- Exercise description: Retype all the records with nothing changed.

- Given information:
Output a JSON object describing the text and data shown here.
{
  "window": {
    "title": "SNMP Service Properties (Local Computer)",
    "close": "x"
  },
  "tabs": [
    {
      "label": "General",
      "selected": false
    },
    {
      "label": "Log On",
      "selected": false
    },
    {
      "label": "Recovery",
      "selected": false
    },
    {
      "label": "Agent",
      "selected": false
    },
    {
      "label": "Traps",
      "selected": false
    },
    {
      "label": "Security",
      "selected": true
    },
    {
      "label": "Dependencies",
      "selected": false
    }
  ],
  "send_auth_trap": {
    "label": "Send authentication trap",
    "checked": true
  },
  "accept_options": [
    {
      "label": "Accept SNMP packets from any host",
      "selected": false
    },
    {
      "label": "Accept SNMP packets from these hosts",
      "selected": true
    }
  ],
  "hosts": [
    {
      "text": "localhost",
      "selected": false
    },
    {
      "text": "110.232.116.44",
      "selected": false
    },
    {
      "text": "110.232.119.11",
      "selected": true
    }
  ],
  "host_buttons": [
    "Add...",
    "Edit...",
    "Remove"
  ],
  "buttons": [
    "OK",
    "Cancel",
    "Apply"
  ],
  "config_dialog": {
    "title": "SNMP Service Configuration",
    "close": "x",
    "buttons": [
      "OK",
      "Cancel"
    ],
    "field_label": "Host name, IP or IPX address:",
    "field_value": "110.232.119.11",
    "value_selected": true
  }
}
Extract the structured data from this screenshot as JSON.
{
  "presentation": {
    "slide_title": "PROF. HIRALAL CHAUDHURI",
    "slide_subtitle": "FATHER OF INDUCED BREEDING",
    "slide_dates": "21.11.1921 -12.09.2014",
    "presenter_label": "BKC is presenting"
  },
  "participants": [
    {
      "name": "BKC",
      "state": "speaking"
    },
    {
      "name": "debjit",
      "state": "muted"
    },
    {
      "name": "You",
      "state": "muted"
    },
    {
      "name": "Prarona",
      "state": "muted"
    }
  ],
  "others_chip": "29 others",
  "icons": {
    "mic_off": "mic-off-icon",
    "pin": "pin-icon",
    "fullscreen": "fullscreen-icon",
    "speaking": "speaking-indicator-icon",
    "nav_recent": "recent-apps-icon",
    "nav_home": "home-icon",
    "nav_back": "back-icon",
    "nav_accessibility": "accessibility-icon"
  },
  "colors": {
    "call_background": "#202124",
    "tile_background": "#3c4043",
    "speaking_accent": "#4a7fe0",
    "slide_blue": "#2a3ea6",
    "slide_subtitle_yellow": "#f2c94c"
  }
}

- Correct answer:
Output a JSON object describing the text and data shown here.
{
  "window": {
    "title": "SNMP Service Properties (Local Computer)",
    "close": "x"
  },
  "tabs": [
    {
      "label": "General",
      "selected": false
    },
    {
      "label": "Log On",
      "selected": false
    },
    {
      "label": "Recovery",
      "selected": false
    },
    {
      "label": "Agent",
      "selected": false
    },
    {
      "label": "Traps",
      "selected": false
    },
    {
      "label": "Security",
      "selected": true
    },
    {
      "label": "Dependencies",
      "selected": false
    }
  ],
  "send_auth_trap": {
    "label": "Send authentication trap",
    "checked": true
  },
  "accept_options": [
    {
      "label": "Accept SNMP packets from any host",
      "selected": false
    },
    {
      "label": "Accept SNMP packets from these hosts",
      "selected": true
    }
  ],
  "hosts": [
    {
      "text": "localhost",
      "selected": false
    },
    {
      "text": "110.232.116.44",
      "selected": false
    },
    {
      "text": "110.232.119.11",
      "selected": true
    }
  ],
  "host_buttons": [
    "Add...",
    "Edit...",
    "Remove"
  ],
  "buttons": [
    "OK",
    "Cancel",
    "Apply"
  ],
  "config_dialog": {
    "title": "SNMP Service Configuration",
    "close": "x",
    "buttons": [
      "OK",
      "Cancel"
    ],
    "field_label": "Host name, IP or IPX address:",
    "field_value": "110.232.119.11",
    "value_selected": true
  }
}
Extract the structured data from this screenshot as JSON.
{
  "presentation": {
    "slide_title": "PROF. HIRALAL CHAUDHURI",
    "slide_subtitle": "FATHER OF INDUCED BREEDING",
    "slide_dates": "21.11.1921 -12.09.2014",
    "presenter_label": "BKC is presenting"
  },
  "participants": [
    {
      "name": "BKC",
      "state": "speaking"
    },
    {
      "name": "debjit",
      "state": "muted"
    },
    {
      "name": "You",
      "state": "muted"
    },
    {
      "name": "Prarona",
      "state": "muted"
    }
  ],
  "others_chip": "29 others",
  "icons": {
    "mic_off": "mic-off-icon",
    "pin": "pin-icon",
    "fullscreen": "fullscreen-icon",
    "speaking": "speaking-indicator-icon",
    "nav_recent": "recent-apps-icon",
    "nav_home": "home-icon",
    "nav_back": "back-icon",
    "nav_accessibility": "accessibility-icon"
  },
  "colors": {
    "call_background": "#202124",
    "tile_background": "#3c4043",
    "speaking_accent": "#4a7fe0",
    "slide_blue": "#2a3ea6",
    "slide_subtitle_yellow": "#f2c94c"
  }
}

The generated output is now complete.